- _Task_
State how many lines in the records hold the word "Build", giving the number and no other text.

##### Available data

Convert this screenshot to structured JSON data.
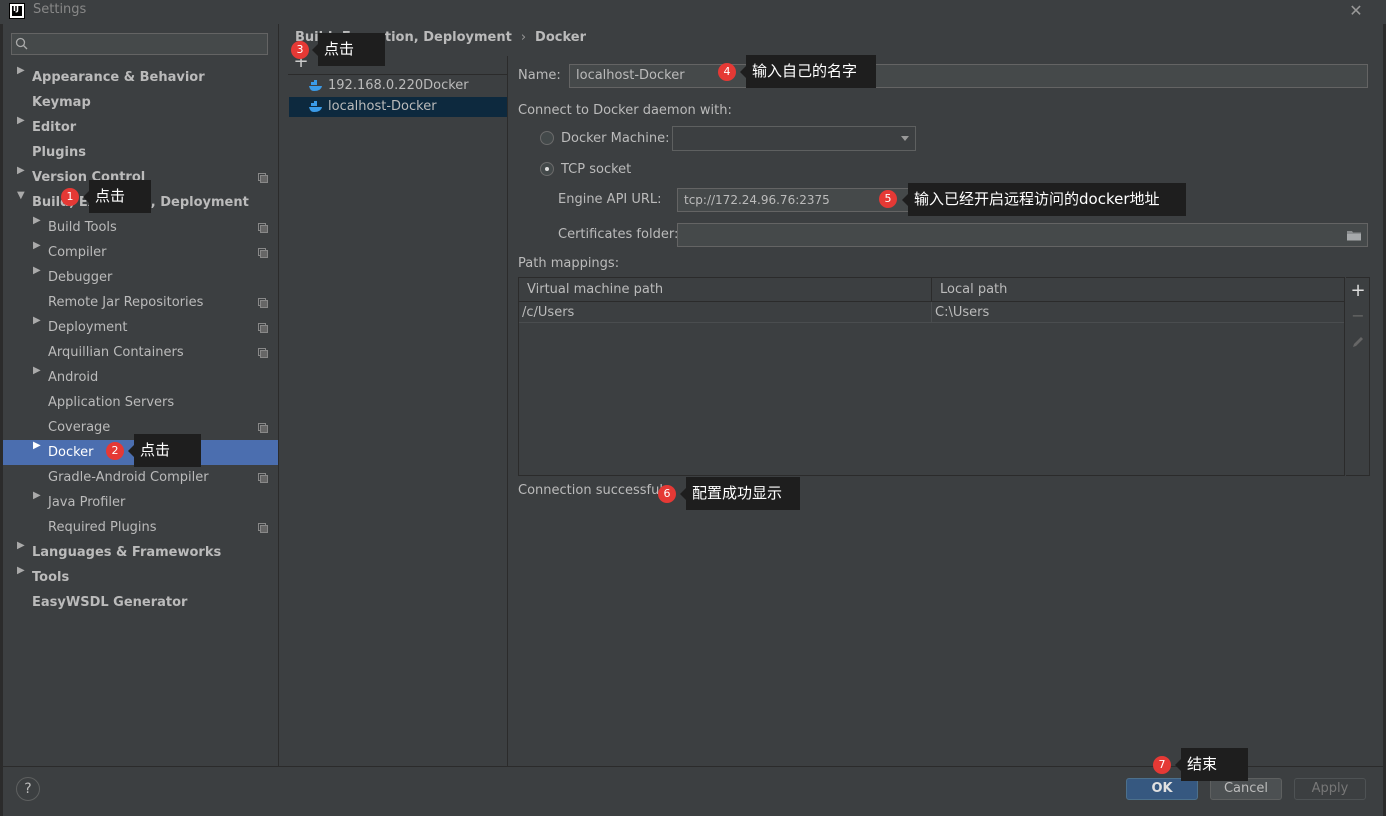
{
  "window": {
    "title": "Settings"
  },
  "search": {
    "placeholder": ""
  },
  "breadcrumb": {
    "parent": "Build, Execution, Deployment",
    "current": "Docker"
  },
  "sidebar": {
    "items": [
      {
        "label": "Appearance & Behavior",
        "bold": true,
        "arrow": "right"
      },
      {
        "label": "Keymap",
        "bold": true
      },
      {
        "label": "Editor",
        "bold": true,
        "arrow": "right"
      },
      {
        "label": "Plugins",
        "bold": true
      },
      {
        "label": "Version Control",
        "bold": true,
        "arrow": "right"
      },
      {
        "label": "Build, Execution, Deployment",
        "bold": true,
        "arrow": "down"
      },
      {
        "label": "Build Tools",
        "arrow": "right"
      },
      {
        "label": "Compiler",
        "arrow": "right"
      },
      {
        "label": "Debugger",
        "arrow": "right"
      },
      {
        "label": "Remote Jar Repositories"
      },
      {
        "label": "Deployment",
        "arrow": "right"
      },
      {
        "label": "Arquillian Containers"
      },
      {
        "label": "Android",
        "arrow": "right"
      },
      {
        "label": "Application Servers"
      },
      {
        "label": "Coverage"
      },
      {
        "label": "Docker",
        "arrow": "right",
        "selected": true
      },
      {
        "label": "Gradle-Android Compiler"
      },
      {
        "label": "Java Profiler",
        "arrow": "right"
      },
      {
        "label": "Required Plugins"
      },
      {
        "label": "Languages & Frameworks",
        "bold": true,
        "arrow": "right"
      },
      {
        "label": "Tools",
        "bold": true,
        "arrow": "right"
      },
      {
        "label": "EasyWSDL Generator",
        "bold": true
      }
    ]
  },
  "docker_list": {
    "add_label": "+",
    "remove_label": "−",
    "entries": [
      "192.168.0.220Docker",
      "localhost-Docker"
    ]
  },
  "form": {
    "name_label": "Name:",
    "name_value": "localhost-Docker",
    "connect_label": "Connect to Docker daemon with:",
    "docker_machine_label": "Docker Machine:",
    "docker_machine_value": "",
    "tcp_label": "TCP socket",
    "engine_url_label": "Engine API URL:",
    "engine_url_value": "tcp://172.24.96.76:2375",
    "cert_label": "Certificates folder:",
    "cert_value": "",
    "path_mappings_label": "Path mappings:",
    "table": {
      "headers": [
        "Virtual machine path",
        "Local path"
      ],
      "rows": [
        [
          "/c/Users",
          "C:\\Users"
        ]
      ]
    },
    "status": "Connection successful"
  },
  "buttons": {
    "help": "?",
    "ok": "OK",
    "cancel": "Cancel",
    "apply": "Apply"
  },
  "annotations": [
    {
      "num": "1",
      "text": "点击"
    },
    {
      "num": "2",
      "text": "点击"
    },
    {
      "num": "3",
      "text": "点击"
    },
    {
      "num": "4",
      "text": "输入自己的名字"
    },
    {
      "num": "5",
      "text": "输入已经开启远程访问的docker地址"
    },
    {
      "num": "6",
      "text": "配置成功显示"
    },
    {
      "num": "7",
      "text": "结束"
    }
  ],
  "colors": {
    "background": "#3c3f41",
    "selection": "#4b6eaf",
    "ok_button": "#365880",
    "annotation_badge": "#e53935"
  }
}
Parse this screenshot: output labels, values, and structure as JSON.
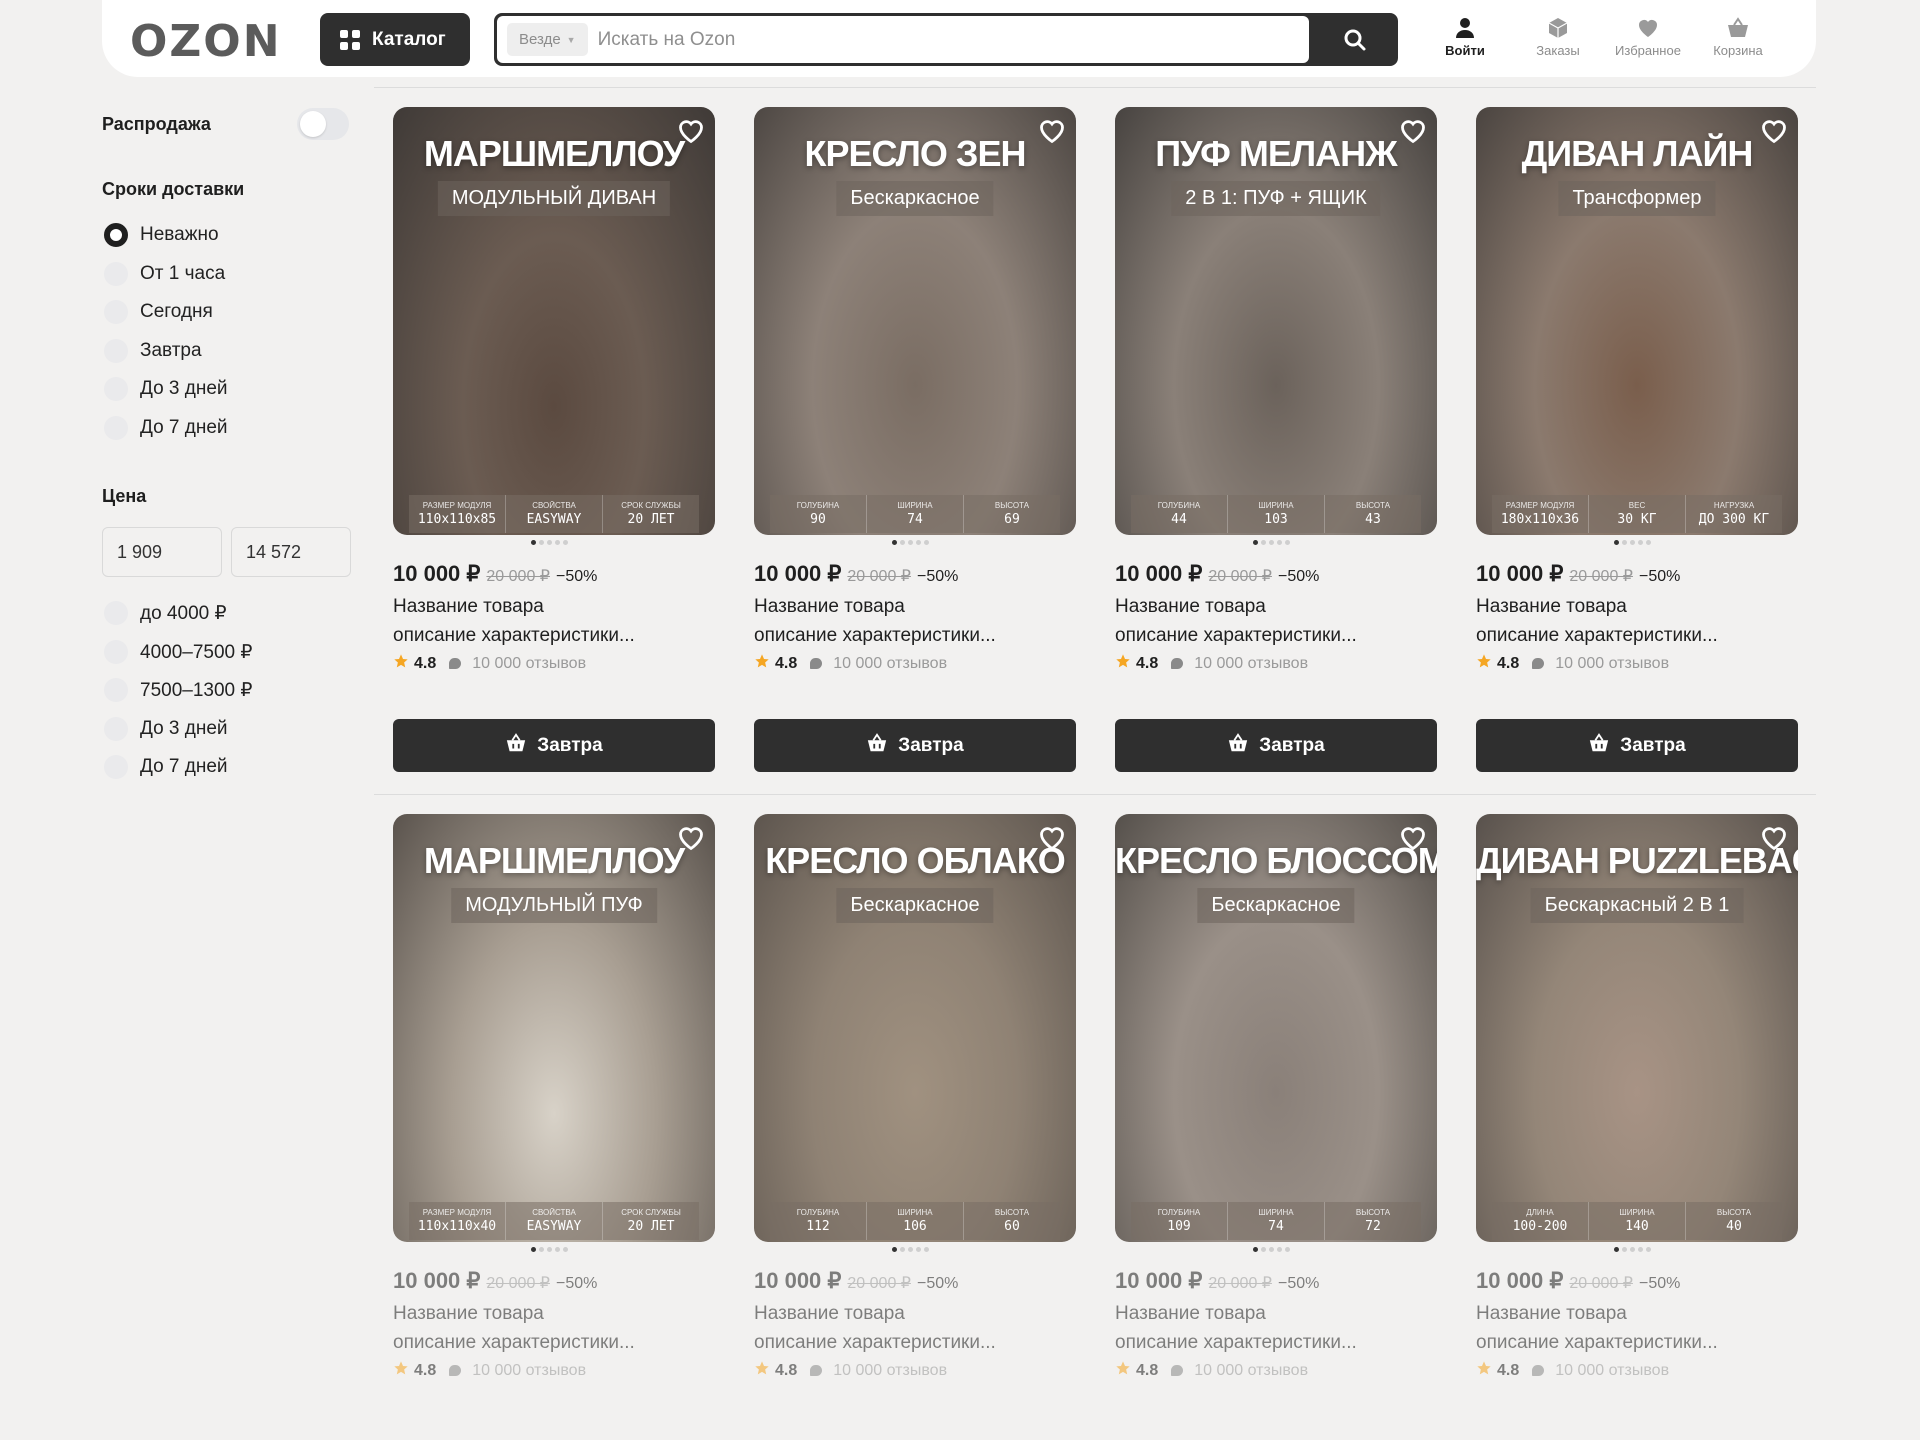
{
  "header": {
    "logo": "OZON",
    "catalog_label": "Каталог",
    "search_scope": "Везде",
    "search_placeholder": "Искать на Ozon",
    "nav": [
      {
        "label": "Войти",
        "icon": "user-icon"
      },
      {
        "label": "Заказы",
        "icon": "box-icon"
      },
      {
        "label": "Избранное",
        "icon": "heart-icon"
      },
      {
        "label": "Корзина",
        "icon": "basket-icon"
      }
    ]
  },
  "sidebar": {
    "sale_label": "Распродажа",
    "sale_enabled": false,
    "delivery_title": "Сроки доставки",
    "delivery_options": [
      "Неважно",
      "От 1 часа",
      "Сегодня",
      "Завтра",
      "До 3 дней",
      "До 7 дней"
    ],
    "delivery_selected": "Неважно",
    "price_title": "Цена",
    "price_min": "1 909",
    "price_max": "14 572",
    "price_options": [
      "до 4000 ₽",
      "4000–7500 ₽",
      "7500–1300 ₽",
      "До 3 дней",
      "До 7 дней"
    ]
  },
  "products": [
    {
      "title": "МАРШМЕЛЛОУ",
      "subtitle": "МОДУЛЬНЫЙ ДИВАН",
      "specs": [
        {
          "k": "РАЗМЕР МОДУЛЯ",
          "v": "110x110x85"
        },
        {
          "k": "СВОЙСТВА",
          "v": "EASYWAY"
        },
        {
          "k": "СРОК СЛУЖБЫ",
          "v": "20 ЛЕТ"
        }
      ],
      "price": "10 000 ₽",
      "old_price": "20 000 ₽",
      "discount": "−50%",
      "name": "Название товара",
      "desc": "описание характеристики...",
      "rating": "4.8",
      "reviews": "10 000 отзывов",
      "delivery": "Завтра"
    },
    {
      "title": "КРЕСЛО ЗЕН",
      "subtitle": "Бескаркасное",
      "specs": [
        {
          "k": "ГОЛУБИНА",
          "v": "90"
        },
        {
          "k": "ШИРИНА",
          "v": "74"
        },
        {
          "k": "ВЫСОТА",
          "v": "69"
        }
      ],
      "price": "10 000 ₽",
      "old_price": "20 000 ₽",
      "discount": "−50%",
      "name": "Название товара",
      "desc": "описание характеристики...",
      "rating": "4.8",
      "reviews": "10 000 отзывов",
      "delivery": "Завтра"
    },
    {
      "title": "ПУФ МЕЛАНЖ",
      "subtitle": "2 В 1: ПУФ + ЯЩИК",
      "specs": [
        {
          "k": "ГОЛУБИНА",
          "v": "44"
        },
        {
          "k": "ШИРИНА",
          "v": "103"
        },
        {
          "k": "ВЫСОТА",
          "v": "43"
        }
      ],
      "price": "10 000 ₽",
      "old_price": "20 000 ₽",
      "discount": "−50%",
      "name": "Название товара",
      "desc": "описание характеристики...",
      "rating": "4.8",
      "reviews": "10 000 отзывов",
      "delivery": "Завтра"
    },
    {
      "title": "ДИВАН ЛАЙН",
      "subtitle": "Трансформер",
      "specs": [
        {
          "k": "РАЗМЕР МОДУЛЯ",
          "v": "180x110x36"
        },
        {
          "k": "ВЕС",
          "v": "30 КГ"
        },
        {
          "k": "НАГРУЗКА",
          "v": "ДО 300 КГ"
        }
      ],
      "price": "10 000 ₽",
      "old_price": "20 000 ₽",
      "discount": "−50%",
      "name": "Название товара",
      "desc": "описание характеристики...",
      "rating": "4.8",
      "reviews": "10 000 отзывов",
      "delivery": "Завтра"
    },
    {
      "title": "МАРШМЕЛЛОУ",
      "subtitle": "МОДУЛЬНЫЙ ПУФ",
      "specs": [
        {
          "k": "РАЗМЕР МОДУЛЯ",
          "v": "110x110x40"
        },
        {
          "k": "СВОЙСТВА",
          "v": "EASYWAY"
        },
        {
          "k": "СРОК СЛУЖБЫ",
          "v": "20 ЛЕТ"
        }
      ],
      "price": "10 000 ₽",
      "old_price": "20 000 ₽",
      "discount": "−50%",
      "name": "Название товара",
      "desc": "описание характеристики...",
      "rating": "4.8",
      "reviews": "10 000 отзывов"
    },
    {
      "title": "КРЕСЛО ОБЛАКО",
      "subtitle": "Бескаркасное",
      "specs": [
        {
          "k": "ГОЛУБИНА",
          "v": "112"
        },
        {
          "k": "ШИРИНА",
          "v": "106"
        },
        {
          "k": "ВЫСОТА",
          "v": "60"
        }
      ],
      "price": "10 000 ₽",
      "old_price": "20 000 ₽",
      "discount": "−50%",
      "name": "Название товара",
      "desc": "описание характеристики...",
      "rating": "4.8",
      "reviews": "10 000 отзывов"
    },
    {
      "title": "КРЕСЛО БЛОССОМ",
      "subtitle": "Бескаркасное",
      "specs": [
        {
          "k": "ГОЛУБИНА",
          "v": "109"
        },
        {
          "k": "ШИРИНА",
          "v": "74"
        },
        {
          "k": "ВЫСОТА",
          "v": "72"
        }
      ],
      "price": "10 000 ₽",
      "old_price": "20 000 ₽",
      "discount": "−50%",
      "name": "Название товара",
      "desc": "описание характеристики...",
      "rating": "4.8",
      "reviews": "10 000 отзывов"
    },
    {
      "title": "ДИВАН PUZZLEBAG",
      "subtitle": "Бескаркасный 2 В 1",
      "specs": [
        {
          "k": "ДЛИНА",
          "v": "100-200"
        },
        {
          "k": "ШИРИНА",
          "v": "140"
        },
        {
          "k": "ВЫСОТА",
          "v": "40"
        }
      ],
      "price": "10 000 ₽",
      "old_price": "20 000 ₽",
      "discount": "−50%",
      "name": "Название товара",
      "desc": "описание характеристики...",
      "rating": "4.8",
      "reviews": "10 000 отзывов"
    }
  ],
  "colors": {
    "accent": "#2f2f2f",
    "star": "#f5a623",
    "background": "#f2f1f0"
  }
}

##########

- _The reply_
3